Exercise goal
Your task is to give the data again, exactly, with every line intact.

Material provided
▬▬▬
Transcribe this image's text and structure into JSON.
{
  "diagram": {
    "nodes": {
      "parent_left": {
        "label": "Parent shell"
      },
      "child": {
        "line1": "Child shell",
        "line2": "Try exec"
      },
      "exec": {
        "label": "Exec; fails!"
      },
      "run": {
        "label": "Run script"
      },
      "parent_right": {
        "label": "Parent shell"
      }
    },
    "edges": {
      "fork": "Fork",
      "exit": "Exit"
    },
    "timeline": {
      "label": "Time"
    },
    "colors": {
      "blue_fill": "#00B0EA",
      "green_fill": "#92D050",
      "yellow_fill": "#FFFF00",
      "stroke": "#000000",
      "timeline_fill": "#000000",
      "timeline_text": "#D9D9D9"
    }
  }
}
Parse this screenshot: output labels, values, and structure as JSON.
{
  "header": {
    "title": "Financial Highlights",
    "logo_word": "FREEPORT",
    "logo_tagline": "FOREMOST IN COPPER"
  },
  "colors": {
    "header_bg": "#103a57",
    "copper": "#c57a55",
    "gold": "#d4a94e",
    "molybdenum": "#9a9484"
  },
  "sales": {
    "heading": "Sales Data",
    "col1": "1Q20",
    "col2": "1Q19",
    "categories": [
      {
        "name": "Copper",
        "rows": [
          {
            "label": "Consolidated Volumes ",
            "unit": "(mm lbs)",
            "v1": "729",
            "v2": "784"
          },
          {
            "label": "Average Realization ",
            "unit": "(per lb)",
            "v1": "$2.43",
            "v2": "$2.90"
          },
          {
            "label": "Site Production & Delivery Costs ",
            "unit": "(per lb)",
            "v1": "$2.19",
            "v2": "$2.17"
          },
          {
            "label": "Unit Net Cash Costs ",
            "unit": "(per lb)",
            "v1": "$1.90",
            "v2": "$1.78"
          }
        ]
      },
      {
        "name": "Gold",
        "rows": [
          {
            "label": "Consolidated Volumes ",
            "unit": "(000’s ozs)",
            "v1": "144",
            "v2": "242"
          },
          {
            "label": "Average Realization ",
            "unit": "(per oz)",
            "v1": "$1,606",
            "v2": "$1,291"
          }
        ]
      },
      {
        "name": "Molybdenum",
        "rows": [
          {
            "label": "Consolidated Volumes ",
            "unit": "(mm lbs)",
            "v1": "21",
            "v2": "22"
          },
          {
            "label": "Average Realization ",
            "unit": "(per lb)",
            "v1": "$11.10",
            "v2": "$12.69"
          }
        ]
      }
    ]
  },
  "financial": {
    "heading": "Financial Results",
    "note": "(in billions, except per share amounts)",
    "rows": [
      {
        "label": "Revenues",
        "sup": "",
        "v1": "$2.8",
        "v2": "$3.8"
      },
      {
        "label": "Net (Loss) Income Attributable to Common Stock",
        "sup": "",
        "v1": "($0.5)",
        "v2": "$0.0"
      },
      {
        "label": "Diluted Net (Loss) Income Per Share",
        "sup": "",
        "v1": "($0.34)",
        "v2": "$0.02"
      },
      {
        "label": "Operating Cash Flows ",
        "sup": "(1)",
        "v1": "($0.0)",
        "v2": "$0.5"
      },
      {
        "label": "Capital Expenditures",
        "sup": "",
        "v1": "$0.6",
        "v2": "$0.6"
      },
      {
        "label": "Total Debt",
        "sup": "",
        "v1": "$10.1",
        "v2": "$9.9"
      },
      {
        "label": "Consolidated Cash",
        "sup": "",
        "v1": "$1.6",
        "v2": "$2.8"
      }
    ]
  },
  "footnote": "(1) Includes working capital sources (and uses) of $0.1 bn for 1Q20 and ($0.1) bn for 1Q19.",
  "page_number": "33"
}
▬▬▬
Solution to this exercise
Transcribe this image's text and structure into JSON.
{
  "diagram": {
    "nodes": {
      "parent_left": {
        "label": "Parent shell"
      },
      "child": {
        "line1": "Child shell",
        "line2": "Try exec"
      },
      "exec": {
        "label": "Exec; fails!"
      },
      "run": {
        "label": "Run script"
      },
      "parent_right": {
        "label": "Parent shell"
      }
    },
    "edges": {
      "fork": "Fork",
      "exit": "Exit"
    },
    "timeline": {
      "label": "Time"
    },
    "colors": {
      "blue_fill": "#00B0EA",
      "green_fill": "#92D050",
      "yellow_fill": "#FFFF00",
      "stroke": "#000000",
      "timeline_fill": "#000000",
      "timeline_text": "#D9D9D9"
    }
  }
}
Parse this screenshot: output labels, values, and structure as JSON.
{
  "header": {
    "title": "Financial Highlights",
    "logo_word": "FREEPORT",
    "logo_tagline": "FOREMOST IN COPPER"
  },
  "colors": {
    "header_bg": "#103a57",
    "copper": "#c57a55",
    "gold": "#d4a94e",
    "molybdenum": "#9a9484"
  },
  "sales": {
    "heading": "Sales Data",
    "col1": "1Q20",
    "col2": "1Q19",
    "categories": [
      {
        "name": "Copper",
        "rows": [
          {
            "label": "Consolidated Volumes ",
            "unit": "(mm lbs)",
            "v1": "729",
            "v2": "784"
          },
          {
            "label": "Average Realization ",
            "unit": "(per lb)",
            "v1": "$2.43",
            "v2": "$2.90"
          },
          {
            "label": "Site Production & Delivery Costs ",
            "unit": "(per lb)",
            "v1": "$2.19",
            "v2": "$2.17"
          },
          {
            "label": "Unit Net Cash Costs ",
            "unit": "(per lb)",
            "v1": "$1.90",
            "v2": "$1.78"
          }
        ]
      },
      {
        "name": "Gold",
        "rows": [
          {
            "label": "Consolidated Volumes ",
            "unit": "(000’s ozs)",
            "v1": "144",
            "v2": "242"
          },
          {
            "label": "Average Realization ",
            "unit": "(per oz)",
            "v1": "$1,606",
            "v2": "$1,291"
          }
        ]
      },
      {
        "name": "Molybdenum",
        "rows": [
          {
            "label": "Consolidated Volumes ",
            "unit": "(mm lbs)",
            "v1": "21",
            "v2": "22"
          },
          {
            "label": "Average Realization ",
            "unit": "(per lb)",
            "v1": "$11.10",
            "v2": "$12.69"
          }
        ]
      }
    ]
  },
  "financial": {
    "heading": "Financial Results",
    "note": "(in billions, except per share amounts)",
    "rows": [
      {
        "label": "Revenues",
        "sup": "",
        "v1": "$2.8",
        "v2": "$3.8"
      },
      {
        "label": "Net (Loss) Income Attributable to Common Stock",
        "sup": "",
        "v1": "($0.5)",
        "v2": "$0.0"
      },
      {
        "label": "Diluted Net (Loss) Income Per Share",
        "sup": "",
        "v1": "($0.34)",
        "v2": "$0.02"
      },
      {
        "label": "Operating Cash Flows ",
        "sup": "(1)",
        "v1": "($0.0)",
        "v2": "$0.5"
      },
      {
        "label": "Capital Expenditures",
        "sup": "",
        "v1": "$0.6",
        "v2": "$0.6"
      },
      {
        "label": "Total Debt",
        "sup": "",
        "v1": "$10.1",
        "v2": "$9.9"
      },
      {
        "label": "Consolidated Cash",
        "sup": "",
        "v1": "$1.6",
        "v2": "$2.8"
      }
    ]
  },
  "footnote": "(1) Includes working capital sources (and uses) of $0.1 bn for 1Q20 and ($0.1) bn for 1Q19.",
  "page_number": "33"
}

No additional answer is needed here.